* BEGIN *

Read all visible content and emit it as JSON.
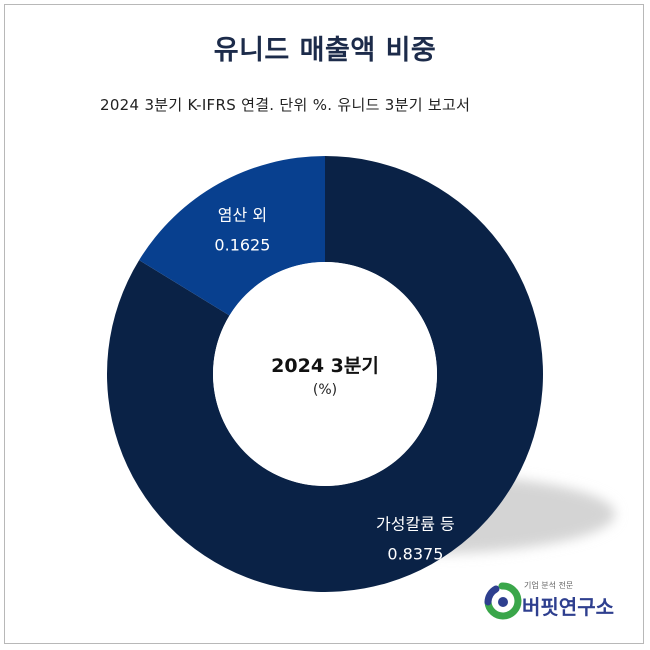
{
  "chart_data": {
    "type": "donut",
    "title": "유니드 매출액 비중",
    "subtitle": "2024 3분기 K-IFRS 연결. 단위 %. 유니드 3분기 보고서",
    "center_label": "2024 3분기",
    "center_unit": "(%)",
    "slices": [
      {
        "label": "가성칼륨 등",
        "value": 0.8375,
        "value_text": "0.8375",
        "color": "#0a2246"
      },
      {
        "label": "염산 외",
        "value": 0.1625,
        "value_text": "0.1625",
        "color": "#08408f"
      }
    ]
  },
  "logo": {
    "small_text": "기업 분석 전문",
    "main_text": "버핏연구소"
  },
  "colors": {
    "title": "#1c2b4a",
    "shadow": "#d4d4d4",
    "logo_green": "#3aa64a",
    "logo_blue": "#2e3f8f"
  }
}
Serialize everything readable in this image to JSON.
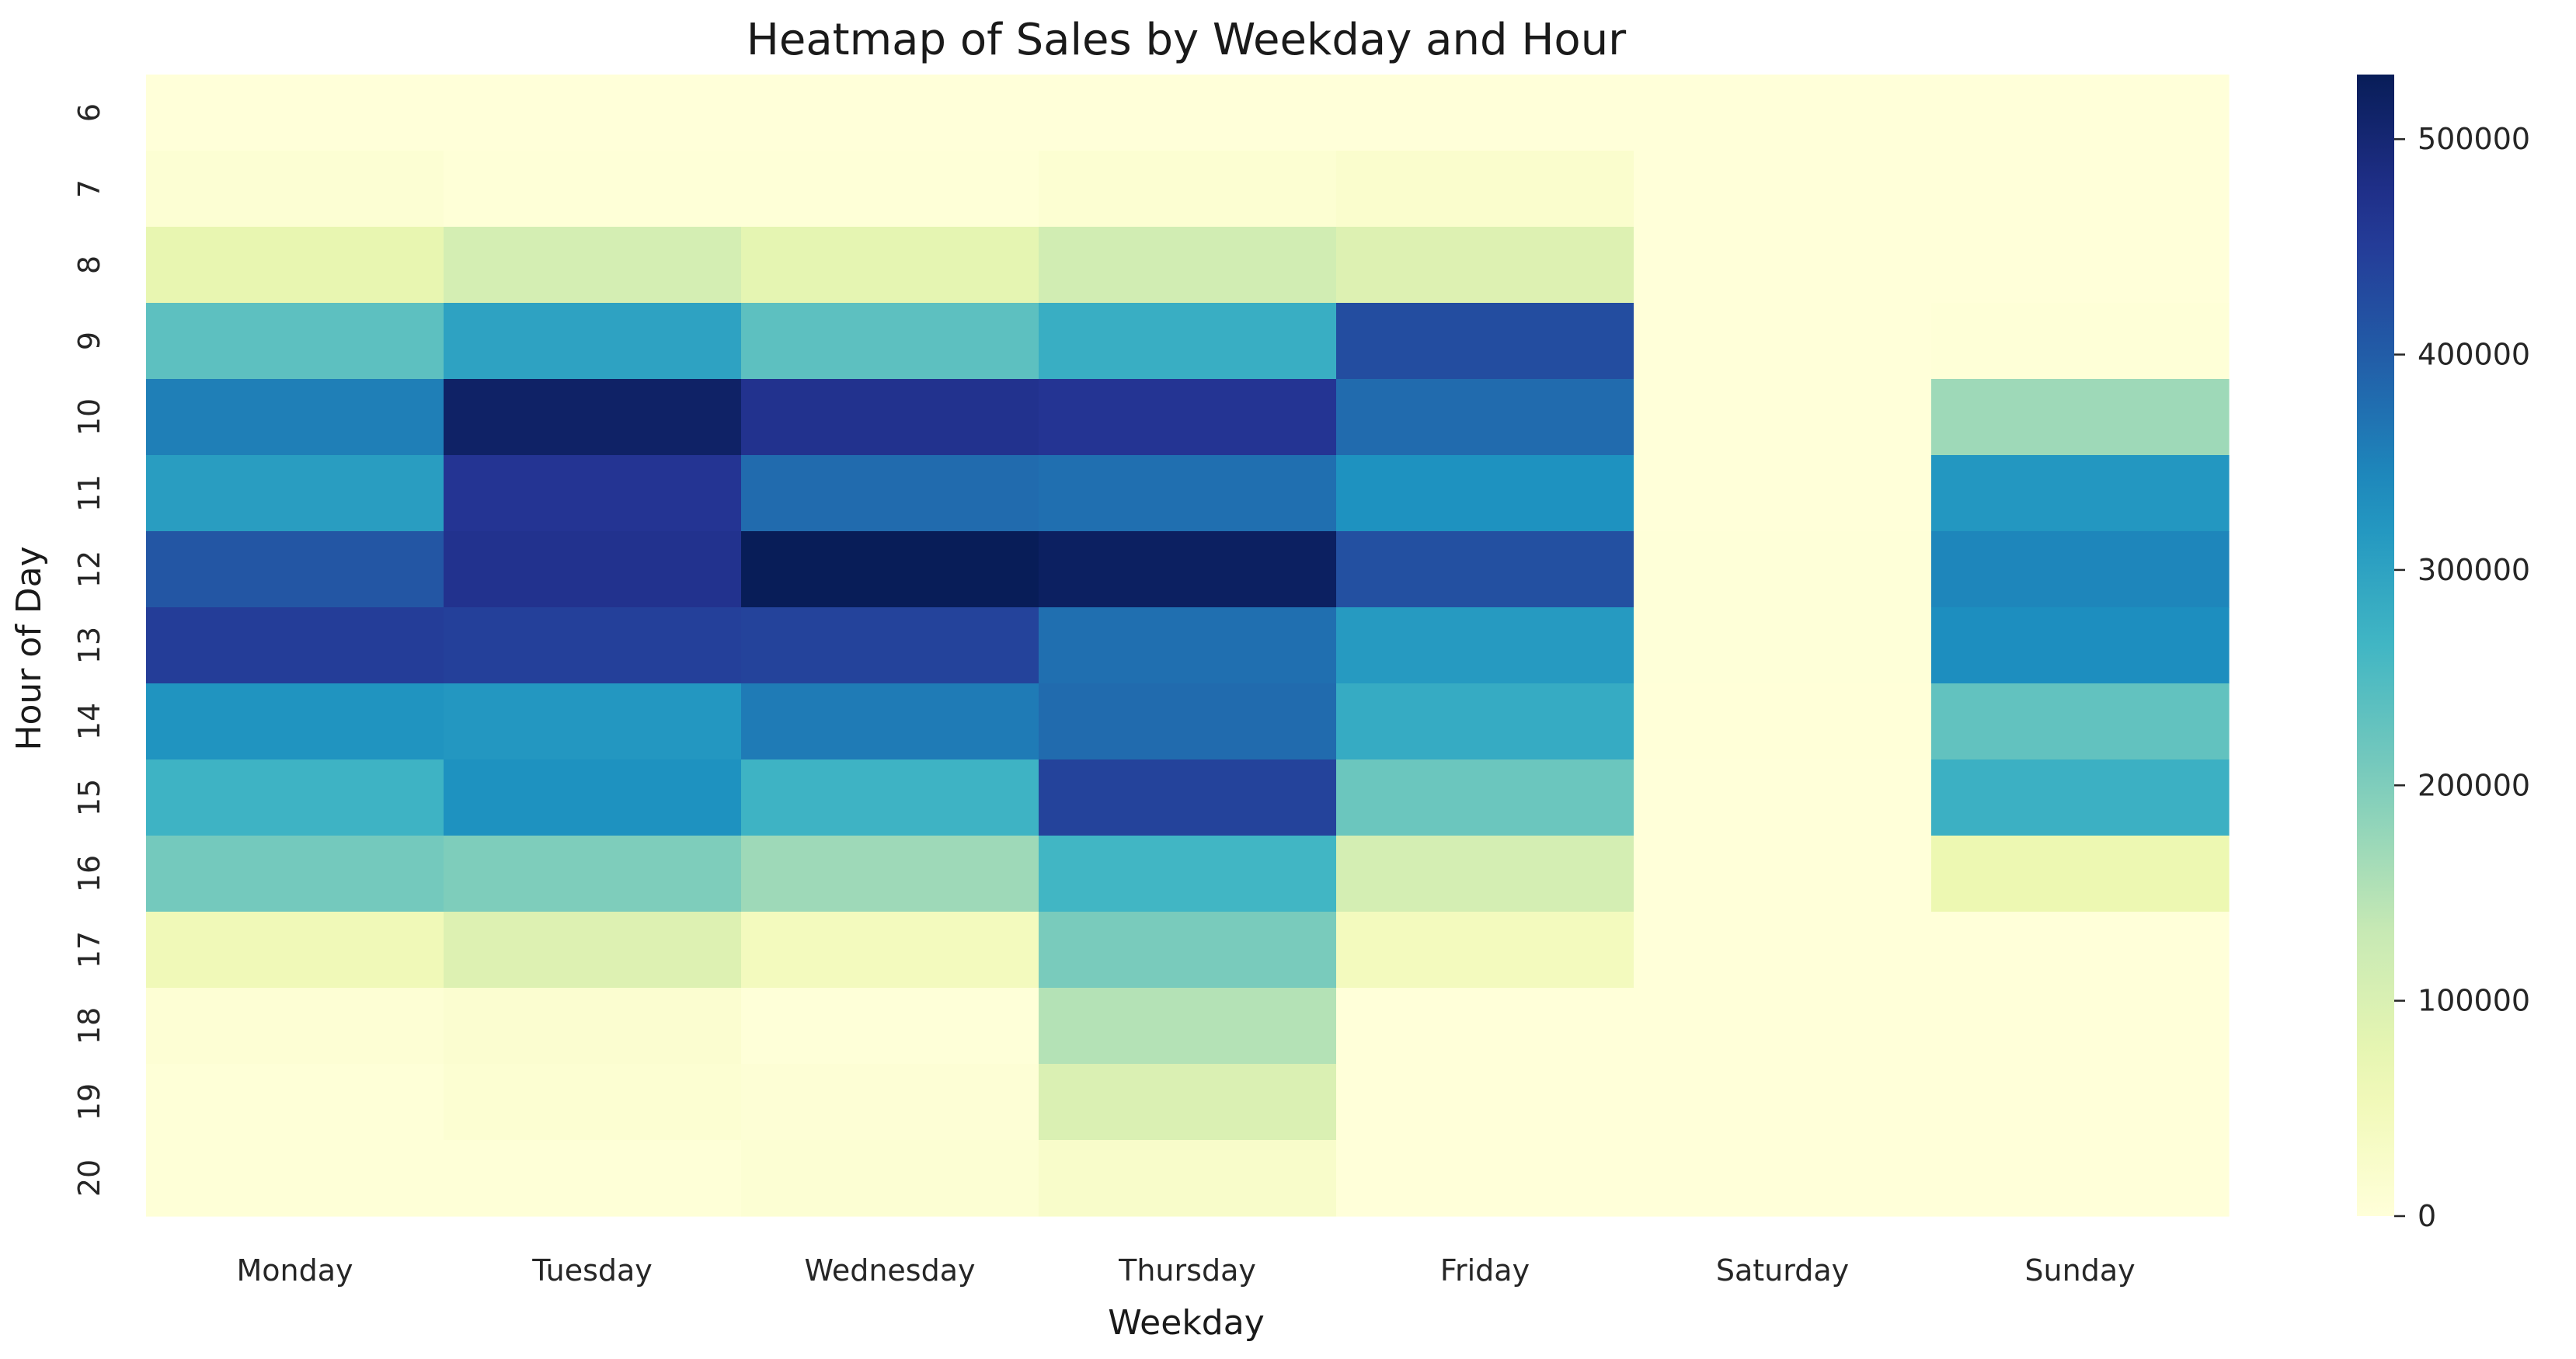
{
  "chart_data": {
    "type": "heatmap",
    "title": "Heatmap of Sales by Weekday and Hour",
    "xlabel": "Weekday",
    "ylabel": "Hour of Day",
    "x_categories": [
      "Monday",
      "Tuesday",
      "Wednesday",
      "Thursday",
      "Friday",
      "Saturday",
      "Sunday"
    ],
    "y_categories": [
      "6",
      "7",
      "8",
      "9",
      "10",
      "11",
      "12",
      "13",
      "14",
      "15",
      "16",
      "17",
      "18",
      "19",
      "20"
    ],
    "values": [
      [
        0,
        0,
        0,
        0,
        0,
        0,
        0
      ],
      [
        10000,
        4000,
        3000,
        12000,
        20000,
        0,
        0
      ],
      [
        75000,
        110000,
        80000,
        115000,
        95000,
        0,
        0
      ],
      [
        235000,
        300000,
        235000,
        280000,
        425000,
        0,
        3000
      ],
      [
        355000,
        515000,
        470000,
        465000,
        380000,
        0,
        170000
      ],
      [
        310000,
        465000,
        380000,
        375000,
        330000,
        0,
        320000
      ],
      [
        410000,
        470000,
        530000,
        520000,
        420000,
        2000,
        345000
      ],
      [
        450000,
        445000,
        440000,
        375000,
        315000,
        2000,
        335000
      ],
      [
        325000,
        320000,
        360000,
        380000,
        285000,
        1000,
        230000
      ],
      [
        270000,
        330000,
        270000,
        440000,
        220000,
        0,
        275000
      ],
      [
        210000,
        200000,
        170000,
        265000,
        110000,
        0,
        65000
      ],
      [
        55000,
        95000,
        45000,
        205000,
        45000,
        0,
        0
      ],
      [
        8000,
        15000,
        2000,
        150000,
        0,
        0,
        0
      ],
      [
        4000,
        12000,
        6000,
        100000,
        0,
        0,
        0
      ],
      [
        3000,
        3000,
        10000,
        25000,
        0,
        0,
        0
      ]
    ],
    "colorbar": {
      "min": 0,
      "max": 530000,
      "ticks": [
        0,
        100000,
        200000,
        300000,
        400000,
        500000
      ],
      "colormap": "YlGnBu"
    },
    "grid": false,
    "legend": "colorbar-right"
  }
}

* END *

__Exercise__
Leave out the pictures and repeat everything else in the records exactly.

__Answer to this task__
Read all visible content and emit it as JSON.
{
  "chart_data": {
    "type": "donut",
    "title": "유니드 매출액 비중",
    "subtitle": "2024 3분기 K-IFRS 연결. 단위 %. 유니드 3분기 보고서",
    "center_label": "2024 3분기",
    "center_unit": "(%)",
    "slices": [
      {
        "label": "가성칼륨 등",
        "value": 0.8375,
        "value_text": "0.8375",
        "color": "#0a2246"
      },
      {
        "label": "염산 외",
        "value": 0.1625,
        "value_text": "0.1625",
        "color": "#08408f"
      }
    ]
  },
  "logo": {
    "small_text": "기업 분석 전문",
    "main_text": "버핏연구소"
  },
  "colors": {
    "title": "#1c2b4a",
    "shadow": "#d4d4d4",
    "logo_green": "#3aa64a",
    "logo_blue": "#2e3f8f"
  }
}
Serialize everything readable in this image to JSON.
{
  "chart_data": {
    "type": "heatmap",
    "title": "Heatmap of Sales by Weekday and Hour",
    "xlabel": "Weekday",
    "ylabel": "Hour of Day",
    "x_categories": [
      "Monday",
      "Tuesday",
      "Wednesday",
      "Thursday",
      "Friday",
      "Saturday",
      "Sunday"
    ],
    "y_categories": [
      "6",
      "7",
      "8",
      "9",
      "10",
      "11",
      "12",
      "13",
      "14",
      "15",
      "16",
      "17",
      "18",
      "19",
      "20"
    ],
    "values": [
      [
        0,
        0,
        0,
        0,
        0,
        0,
        0
      ],
      [
        10000,
        4000,
        3000,
        12000,
        20000,
        0,
        0
      ],
      [
        75000,
        110000,
        80000,
        115000,
        95000,
        0,
        0
      ],
      [
        235000,
        300000,
        235000,
        280000,
        425000,
        0,
        3000
      ],
      [
        355000,
        515000,
        470000,
        465000,
        380000,
        0,
        170000
      ],
      [
        310000,
        465000,
        380000,
        375000,
        330000,
        0,
        320000
      ],
      [
        410000,
        470000,
        530000,
        520000,
        420000,
        2000,
        345000
      ],
      [
        450000,
        445000,
        440000,
        375000,
        315000,
        2000,
        335000
      ],
      [
        325000,
        320000,
        360000,
        380000,
        285000,
        1000,
        230000
      ],
      [
        270000,
        330000,
        270000,
        440000,
        220000,
        0,
        275000
      ],
      [
        210000,
        200000,
        170000,
        265000,
        110000,
        0,
        65000
      ],
      [
        55000,
        95000,
        45000,
        205000,
        45000,
        0,
        0
      ],
      [
        8000,
        15000,
        2000,
        150000,
        0,
        0,
        0
      ],
      [
        4000,
        12000,
        6000,
        100000,
        0,
        0,
        0
      ],
      [
        3000,
        3000,
        10000,
        25000,
        0,
        0,
        0
      ]
    ],
    "colorbar": {
      "min": 0,
      "max": 530000,
      "ticks": [
        0,
        100000,
        200000,
        300000,
        400000,
        500000
      ],
      "colormap": "YlGnBu"
    },
    "grid": false,
    "legend": "colorbar-right"
  }
}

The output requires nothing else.